— BEGIN —

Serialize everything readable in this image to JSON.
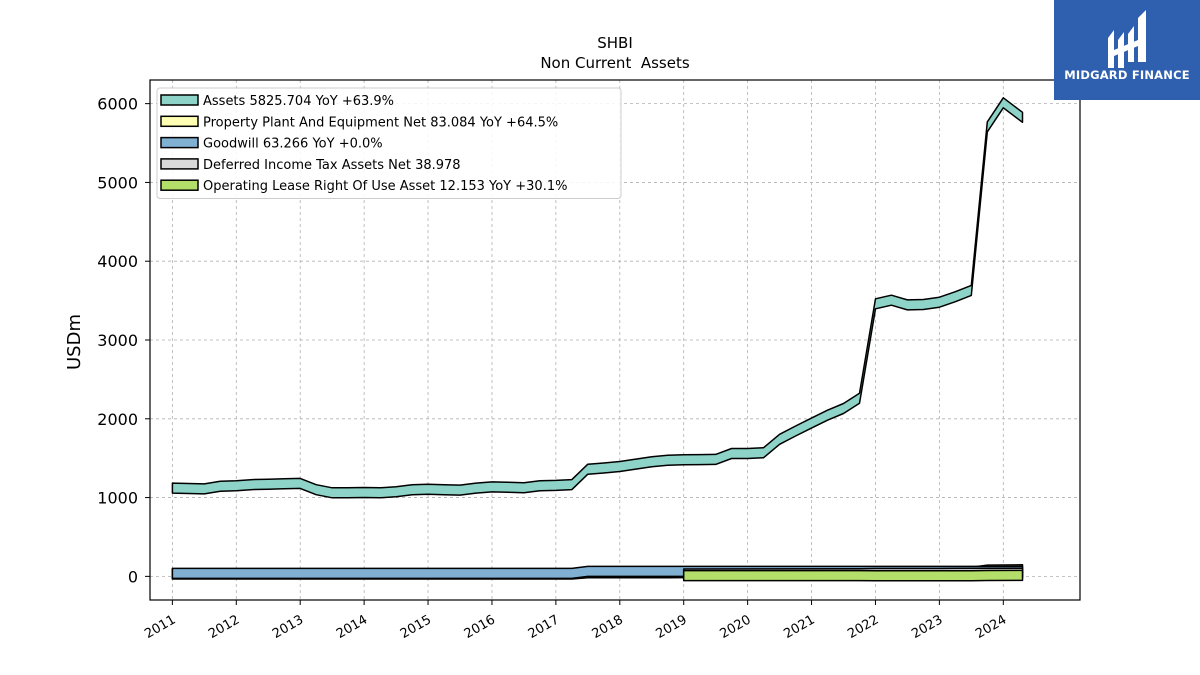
{
  "logo": {
    "text": "MIDGARD FINANCE",
    "bg": "#2f5faf"
  },
  "chart_data": {
    "type": "area",
    "title": "SHBI",
    "subtitle": "Non Current  Assets",
    "ylabel": "USDm",
    "ylim": [
      -300,
      6300
    ],
    "xlim": [
      2010.65,
      2025.2
    ],
    "yticks": [
      0,
      1000,
      2000,
      3000,
      4000,
      5000,
      6000
    ],
    "xticks": [
      2011,
      2012,
      2013,
      2014,
      2015,
      2016,
      2017,
      2018,
      2019,
      2020,
      2021,
      2022,
      2023,
      2024
    ],
    "grid": true,
    "legend_position": "top-left",
    "series": [
      {
        "name": "Assets  5825.704 YoY +63.9%",
        "color": "#8dd3c7",
        "x": [
          2011.0,
          2011.25,
          2011.5,
          2011.75,
          2012.0,
          2012.25,
          2012.5,
          2012.75,
          2013.0,
          2013.25,
          2013.5,
          2013.75,
          2014.0,
          2014.25,
          2014.5,
          2014.75,
          2015.0,
          2015.25,
          2015.5,
          2015.75,
          2016.0,
          2016.25,
          2016.5,
          2016.75,
          2017.0,
          2017.25,
          2017.5,
          2017.75,
          2018.0,
          2018.25,
          2018.5,
          2018.75,
          2019.0,
          2019.25,
          2019.5,
          2019.75,
          2020.0,
          2020.25,
          2020.5,
          2020.75,
          2021.0,
          2021.25,
          2021.5,
          2021.75,
          2022.0,
          2022.25,
          2022.5,
          2022.75,
          2023.0,
          2023.25,
          2023.5,
          2023.75,
          2024.0,
          2024.3
        ],
        "values": [
          1120,
          1115,
          1110,
          1145,
          1150,
          1165,
          1170,
          1175,
          1180,
          1100,
          1060,
          1060,
          1065,
          1060,
          1075,
          1100,
          1105,
          1100,
          1095,
          1120,
          1135,
          1130,
          1125,
          1150,
          1155,
          1165,
          1360,
          1375,
          1395,
          1425,
          1455,
          1475,
          1480,
          1482,
          1485,
          1560,
          1560,
          1570,
          1740,
          1845,
          1945,
          2045,
          2130,
          2260,
          3460,
          3505,
          3445,
          3450,
          3480,
          3550,
          3630,
          5705,
          6010,
          5826
        ]
      },
      {
        "name": "Property Plant And Equipment Net  83.084 YoY +64.5%",
        "color": "#ffffb3",
        "x": [
          2011.0,
          2017.25,
          2017.5,
          2018.75,
          2019.0,
          2021.75,
          2022.0,
          2023.5,
          2023.75,
          2024.3
        ],
        "values": [
          30,
          30,
          45,
          45,
          48,
          50,
          51,
          52,
          80,
          83
        ]
      },
      {
        "name": "Goodwill  63.266 YoY +0.0%",
        "color": "#80b1d3",
        "x": [
          2011.0,
          2017.25,
          2017.5,
          2024.3
        ],
        "values": [
          37,
          37,
          63,
          63
        ]
      },
      {
        "name": "Deferred Income Tax Assets Net  38.978",
        "color": "#d9d9d9",
        "x": [
          2019.0,
          2021.75,
          2022.0,
          2023.0,
          2023.25,
          2024.3
        ],
        "values": [
          30,
          32,
          36,
          36,
          38,
          39
        ]
      },
      {
        "name": "Operating Lease Right Of Use Asset  12.153 YoY +30.1%",
        "color": "#b3de69",
        "x": [
          2019.0,
          2021.75,
          2022.0,
          2023.5,
          2023.75,
          2024.3
        ],
        "values": [
          10,
          10,
          9,
          9,
          11,
          12
        ]
      }
    ]
  }
}
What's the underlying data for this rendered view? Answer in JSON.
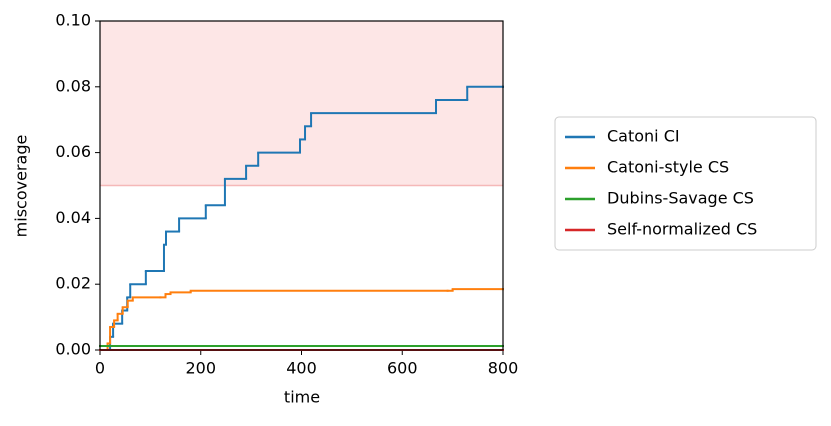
{
  "chart_data": {
    "type": "line",
    "drawstyle": "steps-post",
    "xlabel": "time",
    "ylabel": "miscoverage",
    "xlim": [
      0,
      800
    ],
    "ylim": [
      0,
      0.1
    ],
    "xticks": [
      0,
      200,
      400,
      600,
      800
    ],
    "yticks": [
      {
        "value": 0,
        "label": "0.00"
      },
      {
        "value": 0.02,
        "label": "0.02"
      },
      {
        "value": 0.04,
        "label": "0.04"
      },
      {
        "value": 0.06,
        "label": "0.06"
      },
      {
        "value": 0.08,
        "label": "0.08"
      },
      {
        "value": 0.1,
        "label": "0.10"
      }
    ],
    "shaded_region": {
      "ymin": 0.05,
      "ymax": 0.1,
      "color": "#fde6e6",
      "edge_color": "#f5b8b8"
    },
    "legend": "outside-right",
    "series": [
      {
        "name": "Catoni CI",
        "color": "#1f77b4",
        "x": [
          0,
          20,
          26,
          44,
          54,
          60,
          91,
          127,
          131,
          157,
          210,
          248,
          290,
          314,
          397,
          407,
          419,
          667,
          729,
          800
        ],
        "y": [
          0,
          0.004,
          0.008,
          0.012,
          0.016,
          0.02,
          0.024,
          0.032,
          0.036,
          0.04,
          0.044,
          0.052,
          0.056,
          0.06,
          0.064,
          0.068,
          0.072,
          0.076,
          0.08,
          0.08
        ]
      },
      {
        "name": "Catoni-style CS",
        "color": "#ff7f0e",
        "x": [
          0,
          10,
          15,
          20,
          28,
          35,
          45,
          55,
          65,
          120,
          130,
          140,
          180,
          690,
          700,
          800
        ],
        "y": [
          0,
          0,
          0.002,
          0.007,
          0.009,
          0.011,
          0.013,
          0.015,
          0.016,
          0.016,
          0.017,
          0.0175,
          0.018,
          0.018,
          0.0185,
          0.0185
        ]
      },
      {
        "name": "Dubins-Savage CS",
        "color": "#2ca02c",
        "x": [
          0,
          800
        ],
        "y": [
          0.0012,
          0.0012
        ]
      },
      {
        "name": "Self-normalized CS",
        "color": "#d62728",
        "x": [
          0,
          800
        ],
        "y": [
          0,
          0
        ]
      }
    ]
  }
}
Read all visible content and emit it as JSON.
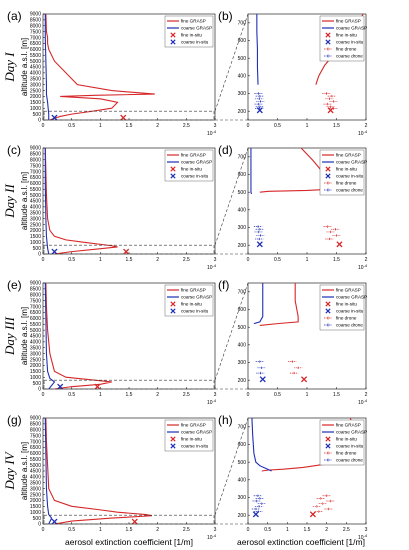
{
  "figure": {
    "x_axis_label": "aerosol extinction coefficient [1/m]",
    "y_axis_label": "altitude a.s.l. [m]",
    "colors": {
      "fine": "#d62728",
      "coarse": "#1f2fb4"
    }
  },
  "chart_data": [
    {
      "panel": "(a)",
      "day": "Day I",
      "type": "line",
      "x_multiplier": "10^-4",
      "xlim": [
        0,
        3
      ],
      "ylim": [
        0,
        9000
      ],
      "xticks": [
        0,
        0.5,
        1,
        1.5,
        2,
        2.5,
        3
      ],
      "yticks": [
        0,
        500,
        1000,
        1500,
        2000,
        2500,
        3000,
        3500,
        4000,
        4500,
        5000,
        5500,
        6000,
        6500,
        7000,
        7500,
        8000,
        8500,
        9000
      ],
      "legend": [
        "fine GRASP",
        "coarse GRASP",
        "fine in-situ",
        "coarse in-situ"
      ],
      "series": [
        {
          "name": "fine GRASP",
          "kind": "line",
          "x": [
            0.05,
            0.06,
            0.08,
            0.08,
            0.1,
            0.2,
            0.6,
            1.2,
            1.95,
            0.9,
            0.3,
            1.0,
            1.3,
            1.2,
            0.8,
            0.5,
            0.3,
            0.2,
            0.12
          ],
          "y": [
            9000,
            7500,
            7000,
            6500,
            6000,
            5000,
            3000,
            2500,
            2200,
            2100,
            2000,
            1800,
            1500,
            1000,
            700,
            500,
            300,
            150,
            0
          ]
        },
        {
          "name": "coarse GRASP",
          "kind": "line",
          "x": [
            0.04,
            0.04,
            0.05,
            0.06,
            0.06,
            0.08,
            0.1,
            0.1
          ],
          "y": [
            9000,
            7000,
            5000,
            3000,
            2200,
            1500,
            500,
            0
          ]
        },
        {
          "name": "fine in-situ",
          "kind": "marker",
          "x": [
            1.4
          ],
          "y": [
            200
          ]
        },
        {
          "name": "coarse in-situ",
          "kind": "marker",
          "x": [
            0.2
          ],
          "y": [
            200
          ]
        }
      ]
    },
    {
      "panel": "(b)",
      "type": "line",
      "x_multiplier": "10^-4",
      "xlim": [
        0,
        2
      ],
      "ylim": [
        150,
        750
      ],
      "xticks": [
        0,
        0.5,
        1,
        1.5,
        2
      ],
      "yticks": [
        200,
        300,
        400,
        500,
        600,
        700
      ],
      "legend": [
        "fine GRASP",
        "coarse GRASP",
        "fine in-situ",
        "coarse in-situ",
        "fine drone",
        "coarse drone"
      ],
      "series": [
        {
          "name": "fine GRASP",
          "kind": "line",
          "x": [
            1.95,
            1.8,
            1.6,
            1.45,
            1.3,
            1.2,
            1.15
          ],
          "y": [
            750,
            650,
            580,
            520,
            460,
            400,
            350
          ]
        },
        {
          "name": "coarse GRASP",
          "kind": "line",
          "x": [
            0.15,
            0.15,
            0.16,
            0.16,
            0.17
          ],
          "y": [
            750,
            650,
            550,
            450,
            350
          ]
        },
        {
          "name": "fine in-situ",
          "kind": "marker",
          "x": [
            1.4
          ],
          "y": [
            205
          ]
        },
        {
          "name": "coarse in-situ",
          "kind": "marker",
          "x": [
            0.2
          ],
          "y": [
            205
          ]
        },
        {
          "name": "fine drone",
          "kind": "errorbar",
          "x": [
            1.33,
            1.42,
            1.38,
            1.45,
            1.35,
            1.4,
            1.45
          ],
          "y": [
            300,
            285,
            270,
            255,
            240,
            225,
            215
          ]
        },
        {
          "name": "coarse drone",
          "kind": "errorbar",
          "x": [
            0.18,
            0.2,
            0.19,
            0.21,
            0.18,
            0.2,
            0.19
          ],
          "y": [
            300,
            285,
            270,
            255,
            240,
            225,
            215
          ]
        }
      ]
    },
    {
      "panel": "(c)",
      "day": "Day II",
      "type": "line",
      "x_multiplier": "10^-4",
      "xlim": [
        0,
        3
      ],
      "ylim": [
        0,
        9000
      ],
      "xticks": [
        0,
        0.5,
        1,
        1.5,
        2,
        2.5,
        3
      ],
      "yticks": [
        0,
        500,
        1000,
        1500,
        2000,
        2500,
        3000,
        3500,
        4000,
        4500,
        5000,
        5500,
        6000,
        6500,
        7000,
        7500,
        8000,
        8500,
        9000
      ],
      "legend": [
        "fine GRASP",
        "coarse GRASP",
        "fine in-situ",
        "coarse in-situ"
      ],
      "series": [
        {
          "name": "fine GRASP",
          "kind": "line",
          "x": [
            0.04,
            0.05,
            0.06,
            0.08,
            0.12,
            0.2,
            0.4,
            0.7,
            1.2,
            1.3,
            0.9,
            0.5,
            0.2
          ],
          "y": [
            9000,
            7000,
            5000,
            3000,
            2000,
            1500,
            1200,
            1000,
            700,
            600,
            400,
            200,
            0
          ]
        },
        {
          "name": "coarse GRASP",
          "kind": "line",
          "x": [
            0.04,
            0.04,
            0.05,
            0.06,
            0.08,
            0.1
          ],
          "y": [
            9000,
            6000,
            3000,
            1500,
            500,
            0
          ]
        },
        {
          "name": "fine in-situ",
          "kind": "marker",
          "x": [
            1.45
          ],
          "y": [
            200
          ]
        },
        {
          "name": "coarse in-situ",
          "kind": "marker",
          "x": [
            0.2
          ],
          "y": [
            200
          ]
        }
      ]
    },
    {
      "panel": "(d)",
      "type": "line",
      "x_multiplier": "10^-4",
      "xlim": [
        0,
        2
      ],
      "ylim": [
        150,
        750
      ],
      "xticks": [
        0,
        0.5,
        1,
        1.5,
        2
      ],
      "yticks": [
        200,
        300,
        400,
        500,
        600,
        700
      ],
      "legend": [
        "fine GRASP",
        "coarse GRASP",
        "fine in-situ",
        "coarse in-situ",
        "fine drone",
        "coarse drone"
      ],
      "series": [
        {
          "name": "fine GRASP",
          "kind": "line",
          "x": [
            0.9,
            1.1,
            1.3,
            1.45,
            1.3,
            1.0,
            0.35,
            0.2
          ],
          "y": [
            750,
            680,
            600,
            530,
            515,
            510,
            505,
            500
          ]
        },
        {
          "name": "coarse GRASP",
          "kind": "line",
          "x": [
            0.05,
            0.05,
            0.05,
            0.05,
            0.06
          ],
          "y": [
            750,
            650,
            550,
            500,
            490
          ]
        },
        {
          "name": "fine in-situ",
          "kind": "marker",
          "x": [
            1.55
          ],
          "y": [
            205
          ]
        },
        {
          "name": "coarse in-situ",
          "kind": "marker",
          "x": [
            0.2
          ],
          "y": [
            205
          ]
        },
        {
          "name": "fine drone",
          "kind": "errorbar",
          "x": [
            1.35,
            1.48,
            1.4,
            1.5,
            1.38
          ],
          "y": [
            305,
            290,
            275,
            255,
            235
          ]
        },
        {
          "name": "coarse drone",
          "kind": "errorbar",
          "x": [
            0.17,
            0.2,
            0.18,
            0.21,
            0.19
          ],
          "y": [
            305,
            290,
            275,
            255,
            235
          ]
        }
      ]
    },
    {
      "panel": "(e)",
      "day": "Day III",
      "type": "line",
      "x_multiplier": "10^-4",
      "xlim": [
        0,
        3
      ],
      "ylim": [
        0,
        9000
      ],
      "xticks": [
        0,
        0.5,
        1,
        1.5,
        2,
        2.5,
        3
      ],
      "yticks": [
        0,
        500,
        1000,
        1500,
        2000,
        2500,
        3000,
        3500,
        4000,
        4500,
        5000,
        5500,
        6000,
        6500,
        7000,
        7500,
        8000,
        8500,
        9000
      ],
      "legend": [
        "fine GRASP",
        "coarse GRASP",
        "fine in-situ",
        "coarse in-situ"
      ],
      "series": [
        {
          "name": "fine GRASP",
          "kind": "line",
          "x": [
            0.05,
            0.06,
            0.08,
            0.12,
            0.2,
            0.4,
            0.8,
            1.2,
            1.0,
            0.5,
            0.2
          ],
          "y": [
            9000,
            7000,
            5000,
            3000,
            1500,
            1000,
            800,
            600,
            400,
            200,
            0
          ]
        },
        {
          "name": "coarse GRASP",
          "kind": "line",
          "x": [
            0.04,
            0.05,
            0.06,
            0.08,
            0.12,
            0.2,
            0.1
          ],
          "y": [
            9000,
            6000,
            3000,
            1500,
            900,
            600,
            0
          ]
        },
        {
          "name": "fine in-situ",
          "kind": "marker",
          "x": [
            0.95
          ],
          "y": [
            200
          ]
        },
        {
          "name": "coarse in-situ",
          "kind": "marker",
          "x": [
            0.3
          ],
          "y": [
            200
          ]
        }
      ]
    },
    {
      "panel": "(f)",
      "type": "line",
      "x_multiplier": "10^-4",
      "xlim": [
        0,
        2
      ],
      "ylim": [
        150,
        750
      ],
      "xticks": [
        0,
        0.5,
        1,
        1.5,
        2
      ],
      "yticks": [
        200,
        300,
        400,
        500,
        600,
        700
      ],
      "legend": [
        "fine GRASP",
        "coarse GRASP",
        "fine in-situ",
        "coarse in-situ",
        "fine drone",
        "coarse drone"
      ],
      "series": [
        {
          "name": "fine GRASP",
          "kind": "line",
          "x": [
            0.8,
            0.8,
            0.85,
            0.85,
            0.5,
            0.2
          ],
          "y": [
            750,
            650,
            560,
            530,
            520,
            510
          ]
        },
        {
          "name": "coarse GRASP",
          "kind": "line",
          "x": [
            0.25,
            0.25,
            0.25,
            0.2,
            0.1
          ],
          "y": [
            750,
            650,
            560,
            530,
            520
          ]
        },
        {
          "name": "fine in-situ",
          "kind": "marker",
          "x": [
            0.95
          ],
          "y": [
            205
          ]
        },
        {
          "name": "coarse in-situ",
          "kind": "marker",
          "x": [
            0.25
          ],
          "y": [
            205
          ]
        },
        {
          "name": "fine drone",
          "kind": "errorbar",
          "x": [
            0.75,
            0.85,
            0.78
          ],
          "y": [
            305,
            270,
            240
          ]
        },
        {
          "name": "coarse drone",
          "kind": "errorbar",
          "x": [
            0.2,
            0.23,
            0.21
          ],
          "y": [
            305,
            270,
            240
          ]
        }
      ]
    },
    {
      "panel": "(g)",
      "day": "Day IV",
      "type": "line",
      "x_multiplier": "10^-4",
      "xlim": [
        0,
        3
      ],
      "ylim": [
        0,
        9000
      ],
      "xticks": [
        0,
        0.5,
        1,
        1.5,
        2,
        2.5,
        3
      ],
      "yticks": [
        0,
        500,
        1000,
        1500,
        2000,
        2500,
        3000,
        3500,
        4000,
        4500,
        5000,
        5500,
        6000,
        6500,
        7000,
        7500,
        8000,
        8500,
        9000
      ],
      "legend": [
        "fine GRASP",
        "coarse GRASP",
        "fine in-situ",
        "coarse in-situ"
      ],
      "series": [
        {
          "name": "fine GRASP",
          "kind": "line",
          "x": [
            0.05,
            0.06,
            0.08,
            0.1,
            0.2,
            0.5,
            1.0,
            1.3,
            1.8,
            1.9,
            1.2,
            0.5,
            0.2
          ],
          "y": [
            9000,
            7000,
            5000,
            3000,
            2000,
            1500,
            1200,
            1000,
            800,
            700,
            500,
            250,
            0
          ]
        },
        {
          "name": "coarse GRASP",
          "kind": "line",
          "x": [
            0.04,
            0.05,
            0.06,
            0.08,
            0.1,
            0.15,
            0.1
          ],
          "y": [
            9000,
            6000,
            3000,
            1500,
            800,
            500,
            0
          ]
        },
        {
          "name": "fine in-situ",
          "kind": "marker",
          "x": [
            1.6
          ],
          "y": [
            200
          ]
        },
        {
          "name": "coarse in-situ",
          "kind": "marker",
          "x": [
            0.2
          ],
          "y": [
            200
          ]
        }
      ]
    },
    {
      "panel": "(h)",
      "type": "line",
      "x_multiplier": "10^-4",
      "xlim": [
        0,
        3
      ],
      "ylim": [
        150,
        750
      ],
      "xticks": [
        0,
        0.5,
        1,
        1.5,
        2,
        2.5,
        3
      ],
      "yticks": [
        200,
        300,
        400,
        500,
        600,
        700
      ],
      "legend": [
        "fine GRASP",
        "coarse GRASP",
        "fine in-situ",
        "coarse in-situ",
        "fine drone",
        "coarse drone"
      ],
      "series": [
        {
          "name": "fine GRASP",
          "kind": "line",
          "x": [
            2.6,
            2.7,
            2.65,
            2.5,
            2.0,
            1.4,
            0.9,
            0.5,
            0.35
          ],
          "y": [
            750,
            680,
            600,
            520,
            490,
            470,
            460,
            455,
            450
          ]
        },
        {
          "name": "coarse GRASP",
          "kind": "line",
          "x": [
            0.1,
            0.12,
            0.15,
            0.2,
            0.3,
            0.5,
            0.6
          ],
          "y": [
            750,
            650,
            550,
            500,
            480,
            460,
            450
          ]
        },
        {
          "name": "fine in-situ",
          "kind": "marker",
          "x": [
            1.65
          ],
          "y": [
            205
          ]
        },
        {
          "name": "coarse in-situ",
          "kind": "marker",
          "x": [
            0.2
          ],
          "y": [
            205
          ]
        },
        {
          "name": "fine drone",
          "kind": "errorbar",
          "x": [
            2.0,
            1.85,
            2.1,
            1.9,
            1.75,
            2.05,
            1.8
          ],
          "y": [
            310,
            295,
            280,
            265,
            250,
            235,
            220
          ]
        },
        {
          "name": "coarse drone",
          "kind": "errorbar",
          "x": [
            0.25,
            0.3,
            0.22,
            0.35,
            0.28,
            0.2,
            0.26
          ],
          "y": [
            310,
            295,
            280,
            265,
            250,
            235,
            220
          ]
        }
      ]
    }
  ]
}
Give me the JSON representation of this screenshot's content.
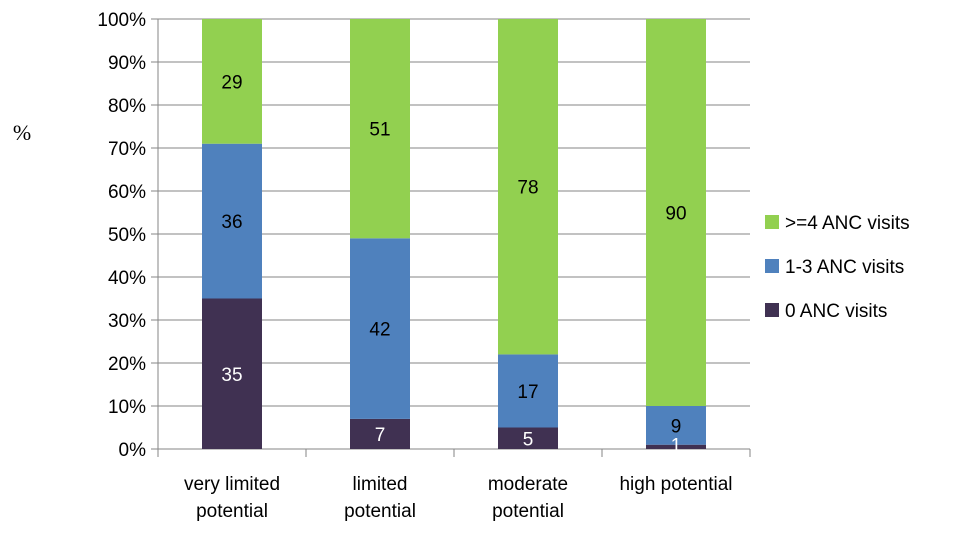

— END —

» **WORK TO DO**
Show each line in the entries that holds the string "JSON".

» **RESULT OF THE TASK**
Serialize everything readable in this image to JSON.
What's the underlying data for this rendered view? Answer in JSON.
Read all visible content and emit it as JSON.
Give me the JSON representation of this screenshot's content.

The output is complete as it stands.